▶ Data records
───

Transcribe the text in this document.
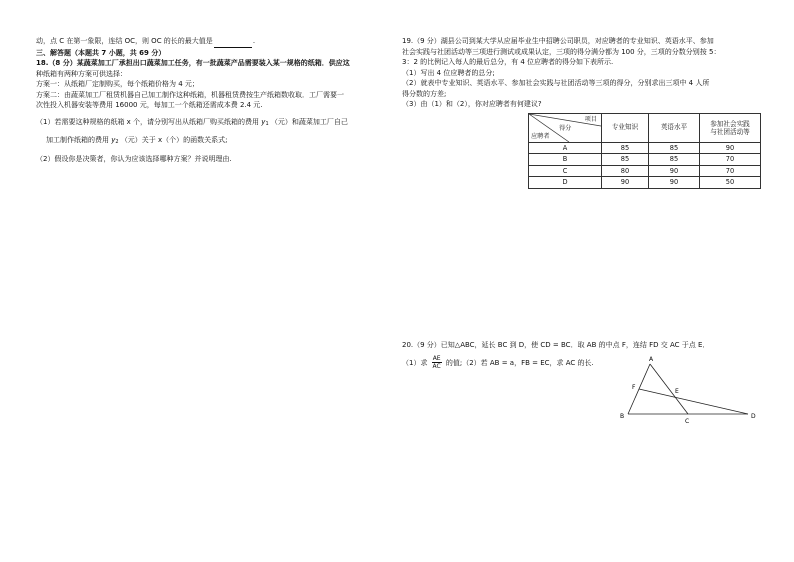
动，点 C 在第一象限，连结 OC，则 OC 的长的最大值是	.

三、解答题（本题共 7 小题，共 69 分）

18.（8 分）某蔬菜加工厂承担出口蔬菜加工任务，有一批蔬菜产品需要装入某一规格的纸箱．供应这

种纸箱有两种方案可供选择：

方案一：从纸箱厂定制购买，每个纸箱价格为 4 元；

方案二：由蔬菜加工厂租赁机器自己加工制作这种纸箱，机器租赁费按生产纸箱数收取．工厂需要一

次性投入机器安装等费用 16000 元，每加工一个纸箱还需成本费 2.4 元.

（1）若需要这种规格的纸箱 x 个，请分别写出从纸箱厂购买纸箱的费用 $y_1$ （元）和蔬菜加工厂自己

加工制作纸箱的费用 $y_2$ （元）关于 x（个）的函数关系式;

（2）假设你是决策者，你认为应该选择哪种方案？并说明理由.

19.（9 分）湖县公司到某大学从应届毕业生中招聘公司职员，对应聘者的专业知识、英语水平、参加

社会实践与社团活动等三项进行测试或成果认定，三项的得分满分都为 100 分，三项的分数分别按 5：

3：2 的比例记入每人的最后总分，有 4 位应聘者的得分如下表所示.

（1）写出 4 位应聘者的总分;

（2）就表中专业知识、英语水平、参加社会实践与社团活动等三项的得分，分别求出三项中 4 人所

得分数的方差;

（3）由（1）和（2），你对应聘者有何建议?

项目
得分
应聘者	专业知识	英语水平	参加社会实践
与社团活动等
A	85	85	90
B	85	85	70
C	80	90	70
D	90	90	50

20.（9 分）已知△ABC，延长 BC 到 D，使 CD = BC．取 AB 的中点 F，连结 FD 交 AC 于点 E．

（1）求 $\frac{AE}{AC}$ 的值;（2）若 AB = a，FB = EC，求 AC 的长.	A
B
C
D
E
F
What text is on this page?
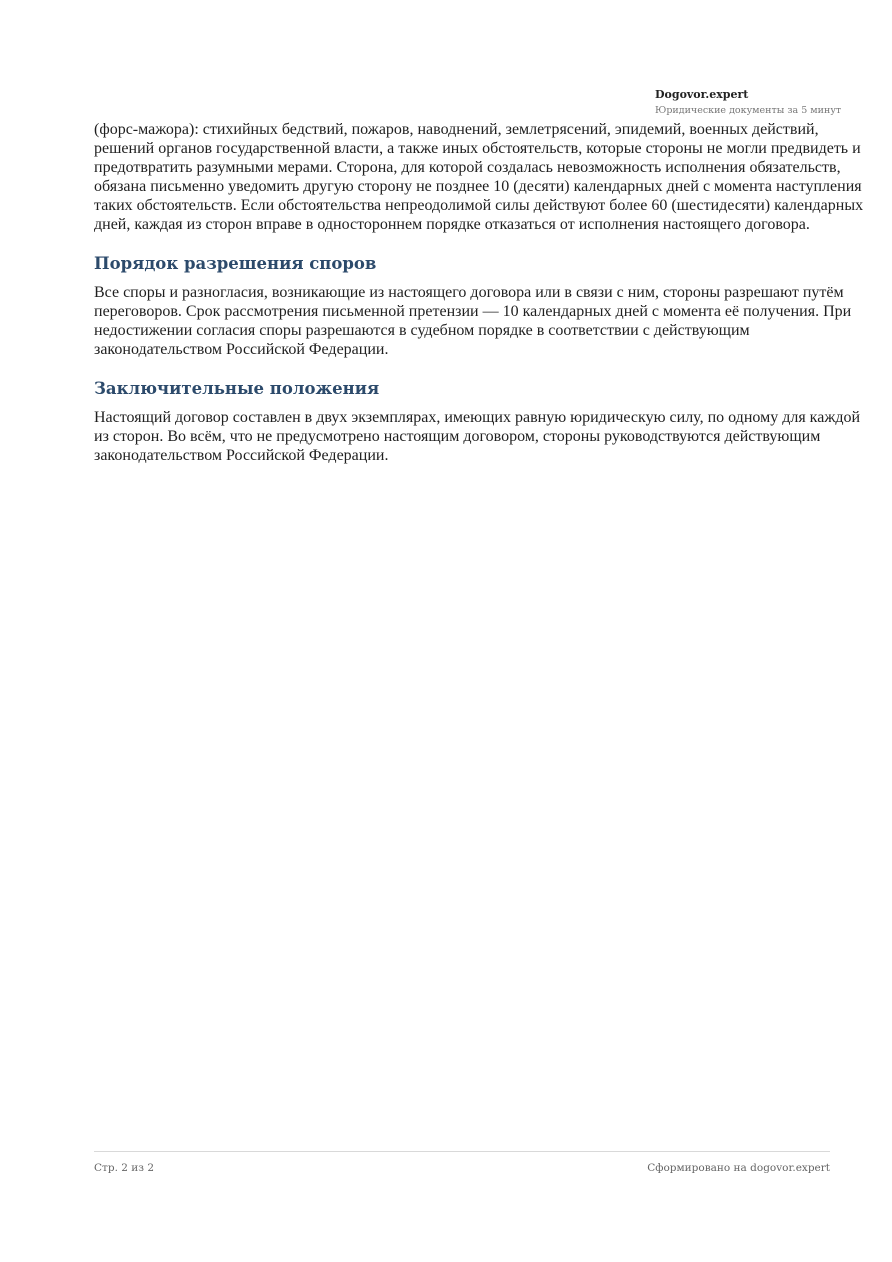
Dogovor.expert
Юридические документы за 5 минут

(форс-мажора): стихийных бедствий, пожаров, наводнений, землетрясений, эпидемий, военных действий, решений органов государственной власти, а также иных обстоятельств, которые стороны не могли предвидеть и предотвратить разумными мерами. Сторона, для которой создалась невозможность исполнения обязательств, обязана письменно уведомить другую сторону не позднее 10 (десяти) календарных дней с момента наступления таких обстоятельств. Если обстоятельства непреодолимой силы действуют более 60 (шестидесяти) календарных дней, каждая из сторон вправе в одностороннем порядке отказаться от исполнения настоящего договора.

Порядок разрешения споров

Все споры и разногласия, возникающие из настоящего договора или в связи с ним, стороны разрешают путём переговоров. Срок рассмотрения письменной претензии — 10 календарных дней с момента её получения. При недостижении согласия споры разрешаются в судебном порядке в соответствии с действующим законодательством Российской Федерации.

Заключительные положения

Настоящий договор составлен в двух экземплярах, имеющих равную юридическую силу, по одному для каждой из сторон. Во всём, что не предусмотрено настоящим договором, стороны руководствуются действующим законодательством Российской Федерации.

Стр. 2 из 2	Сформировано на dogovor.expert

───

State how many lines of the records above contain "英语水平", with no words besides the number.

▶ FINAL RESULT
3